■ SHORT TASK:
Show, in full, each line of the data that contains "JSON".

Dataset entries
□ □ □ □ □ □ □

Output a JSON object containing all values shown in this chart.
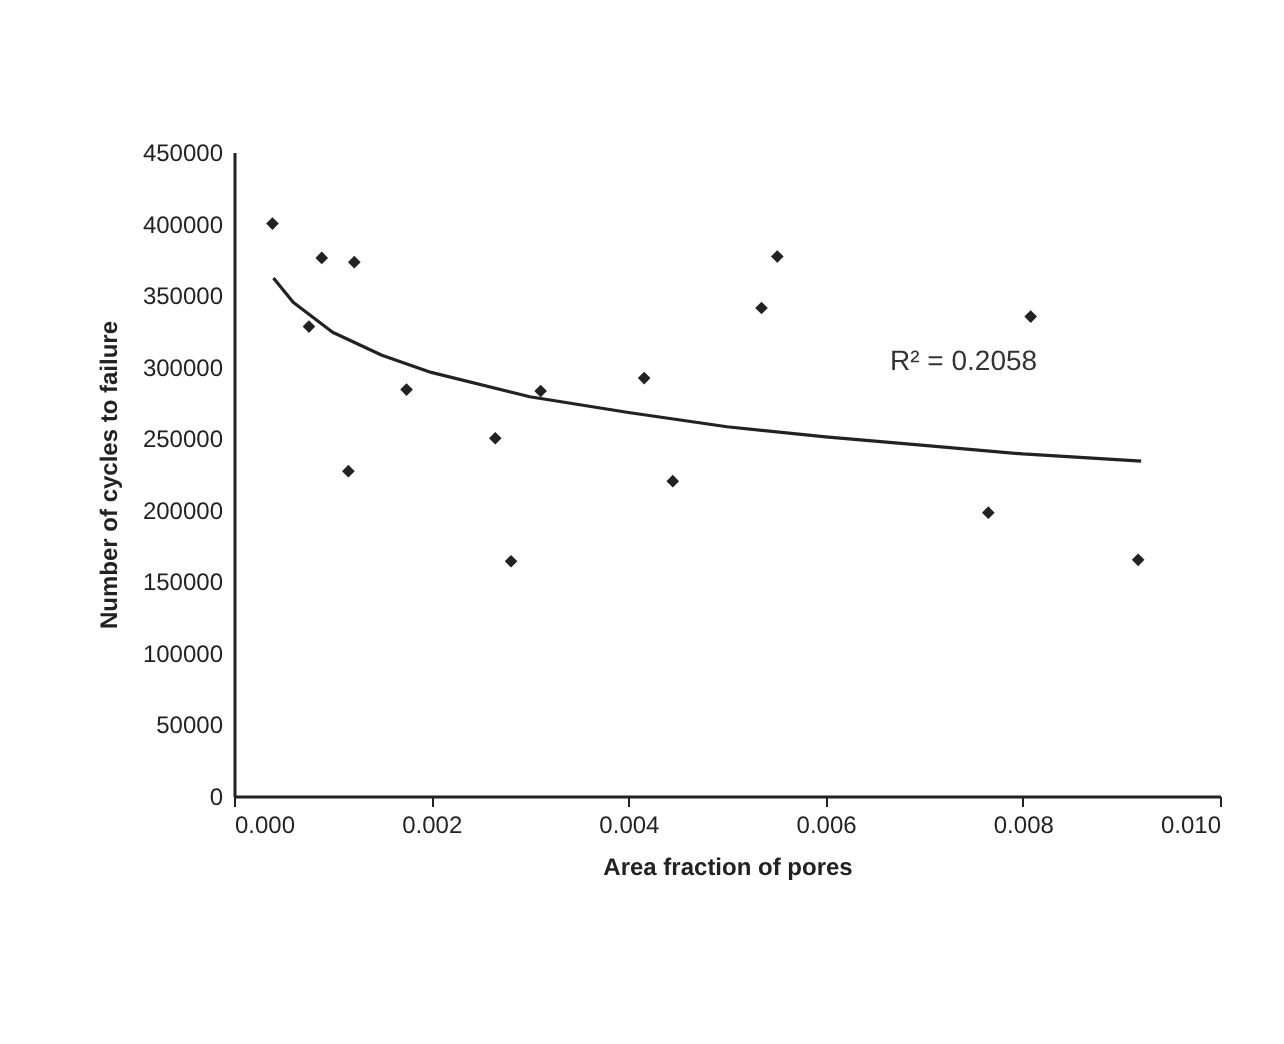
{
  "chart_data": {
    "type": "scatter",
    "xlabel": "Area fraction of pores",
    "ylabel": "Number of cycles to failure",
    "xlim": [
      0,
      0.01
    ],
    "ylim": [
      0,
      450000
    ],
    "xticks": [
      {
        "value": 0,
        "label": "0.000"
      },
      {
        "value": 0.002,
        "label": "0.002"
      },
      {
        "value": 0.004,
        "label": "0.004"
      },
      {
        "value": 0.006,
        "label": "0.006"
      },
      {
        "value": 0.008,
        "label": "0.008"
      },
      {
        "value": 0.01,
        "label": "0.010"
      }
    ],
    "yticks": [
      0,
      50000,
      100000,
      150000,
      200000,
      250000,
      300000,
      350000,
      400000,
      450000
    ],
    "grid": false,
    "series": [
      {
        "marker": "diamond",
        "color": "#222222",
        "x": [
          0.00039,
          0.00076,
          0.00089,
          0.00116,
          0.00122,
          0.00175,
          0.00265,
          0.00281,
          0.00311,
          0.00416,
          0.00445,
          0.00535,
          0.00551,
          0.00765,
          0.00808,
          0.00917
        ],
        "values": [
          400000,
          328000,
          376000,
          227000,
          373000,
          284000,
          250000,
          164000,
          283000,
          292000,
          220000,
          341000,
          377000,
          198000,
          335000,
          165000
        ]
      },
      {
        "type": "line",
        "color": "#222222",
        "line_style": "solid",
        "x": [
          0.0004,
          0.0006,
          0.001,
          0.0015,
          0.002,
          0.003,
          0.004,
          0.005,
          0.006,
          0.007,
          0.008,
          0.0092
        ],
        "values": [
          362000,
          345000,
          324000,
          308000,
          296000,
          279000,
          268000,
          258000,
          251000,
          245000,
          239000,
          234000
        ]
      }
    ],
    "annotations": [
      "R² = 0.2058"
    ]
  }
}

□ □ □ □ □ □ □

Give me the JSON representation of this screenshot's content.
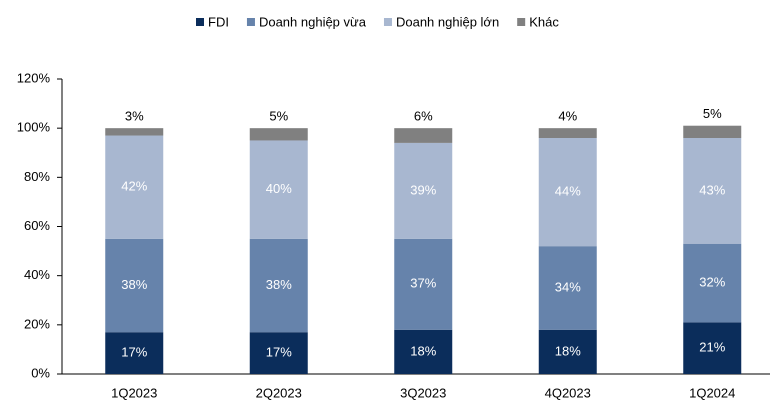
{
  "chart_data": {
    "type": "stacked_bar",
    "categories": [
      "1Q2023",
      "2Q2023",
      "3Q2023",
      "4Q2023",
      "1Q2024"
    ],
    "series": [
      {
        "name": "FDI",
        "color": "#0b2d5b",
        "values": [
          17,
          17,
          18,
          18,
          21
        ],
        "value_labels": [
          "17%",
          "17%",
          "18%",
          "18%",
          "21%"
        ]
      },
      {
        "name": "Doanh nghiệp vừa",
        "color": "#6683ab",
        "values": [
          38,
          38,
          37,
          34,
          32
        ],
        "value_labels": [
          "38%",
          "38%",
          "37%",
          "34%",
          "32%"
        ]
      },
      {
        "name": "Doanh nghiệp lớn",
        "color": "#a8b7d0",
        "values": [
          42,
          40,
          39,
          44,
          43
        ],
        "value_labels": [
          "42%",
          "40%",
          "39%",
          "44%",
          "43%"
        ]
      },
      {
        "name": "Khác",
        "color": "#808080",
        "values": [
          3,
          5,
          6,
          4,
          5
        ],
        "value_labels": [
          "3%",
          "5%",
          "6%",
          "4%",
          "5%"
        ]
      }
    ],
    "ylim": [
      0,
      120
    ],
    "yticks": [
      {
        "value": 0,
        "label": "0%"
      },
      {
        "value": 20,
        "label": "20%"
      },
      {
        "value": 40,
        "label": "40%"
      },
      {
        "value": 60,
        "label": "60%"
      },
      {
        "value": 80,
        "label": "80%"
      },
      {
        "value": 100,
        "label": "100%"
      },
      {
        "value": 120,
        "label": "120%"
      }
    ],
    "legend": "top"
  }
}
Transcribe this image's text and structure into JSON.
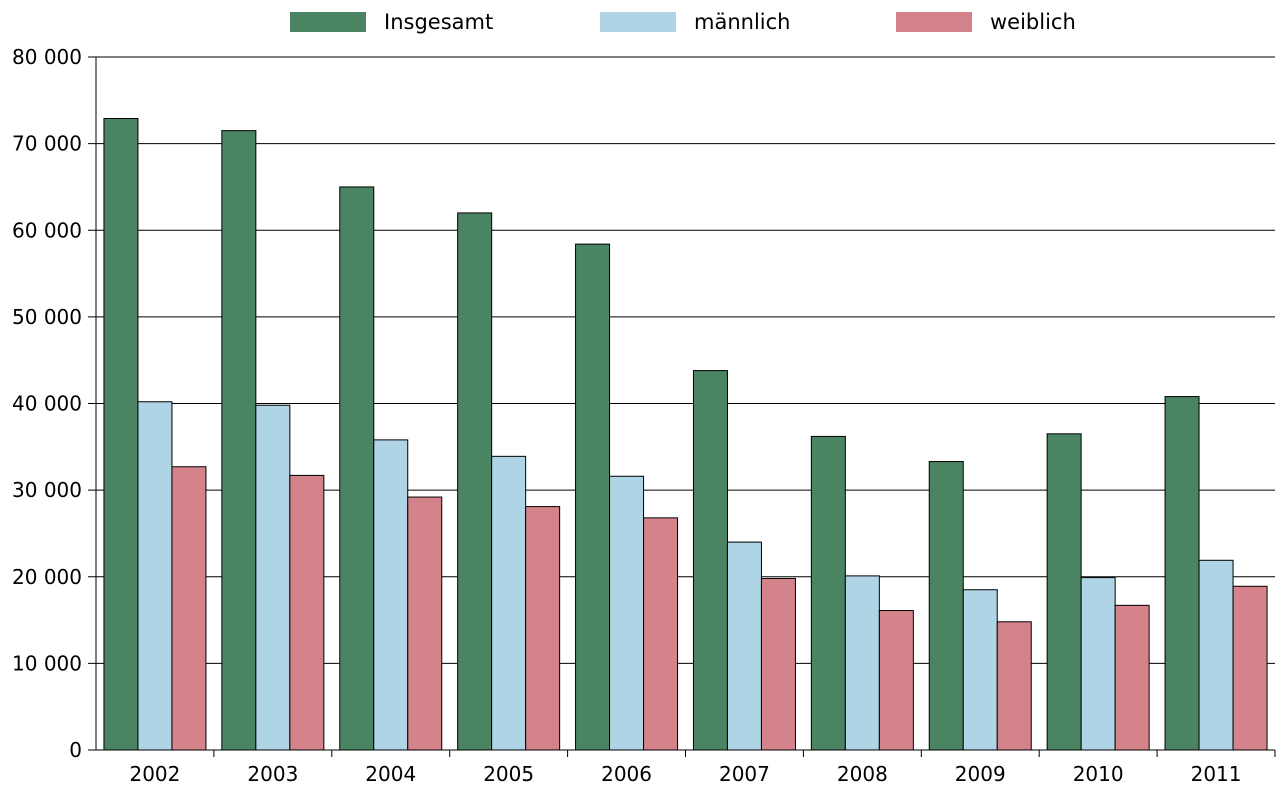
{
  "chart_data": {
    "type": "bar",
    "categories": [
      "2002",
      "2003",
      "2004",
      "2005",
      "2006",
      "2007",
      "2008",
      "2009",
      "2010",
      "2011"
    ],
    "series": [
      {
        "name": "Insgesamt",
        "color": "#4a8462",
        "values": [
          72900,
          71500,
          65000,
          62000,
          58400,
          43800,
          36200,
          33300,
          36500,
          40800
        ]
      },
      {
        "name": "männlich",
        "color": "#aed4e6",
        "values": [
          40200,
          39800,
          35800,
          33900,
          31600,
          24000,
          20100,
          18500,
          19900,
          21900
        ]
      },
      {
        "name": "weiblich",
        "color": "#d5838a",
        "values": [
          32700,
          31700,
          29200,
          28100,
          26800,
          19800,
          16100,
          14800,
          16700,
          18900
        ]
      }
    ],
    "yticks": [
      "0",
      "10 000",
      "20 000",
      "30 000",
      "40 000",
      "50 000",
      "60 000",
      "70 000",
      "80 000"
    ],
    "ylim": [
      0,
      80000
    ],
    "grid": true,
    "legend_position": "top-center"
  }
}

□ □ □ □ □ □ □

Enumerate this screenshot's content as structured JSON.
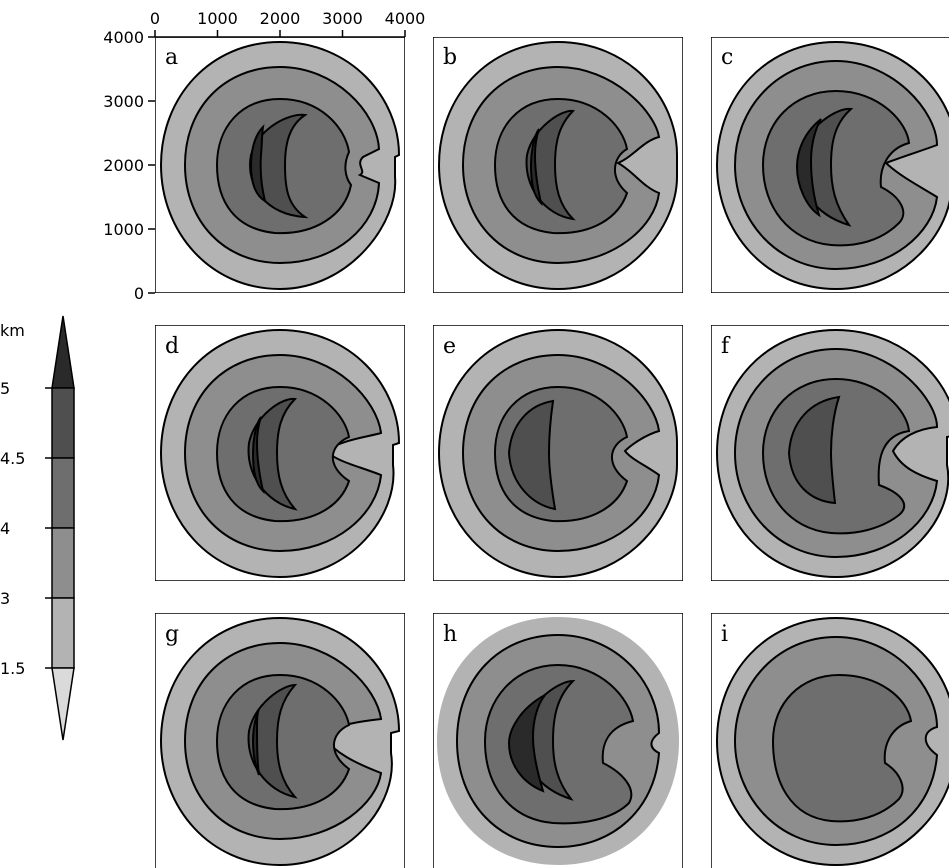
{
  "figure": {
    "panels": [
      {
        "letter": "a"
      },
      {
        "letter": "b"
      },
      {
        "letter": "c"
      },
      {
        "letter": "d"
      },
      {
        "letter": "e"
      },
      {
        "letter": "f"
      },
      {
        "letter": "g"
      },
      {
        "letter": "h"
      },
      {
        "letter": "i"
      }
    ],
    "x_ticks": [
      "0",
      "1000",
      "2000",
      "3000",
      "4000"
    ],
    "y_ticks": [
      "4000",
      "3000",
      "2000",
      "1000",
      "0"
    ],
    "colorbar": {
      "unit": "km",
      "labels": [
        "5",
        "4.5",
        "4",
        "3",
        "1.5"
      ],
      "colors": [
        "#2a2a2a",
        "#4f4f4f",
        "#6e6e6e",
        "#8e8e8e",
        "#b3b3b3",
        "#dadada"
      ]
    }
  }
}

□ □ □ □ □ □ □

■ SOLUTION:
Output a JSON object containing all values shown in this chart.
Give me the JSON representation of this screenshot's content.
Transcribe this image's text and structure into JSON.
Enumerate this screenshot's content as structured JSON.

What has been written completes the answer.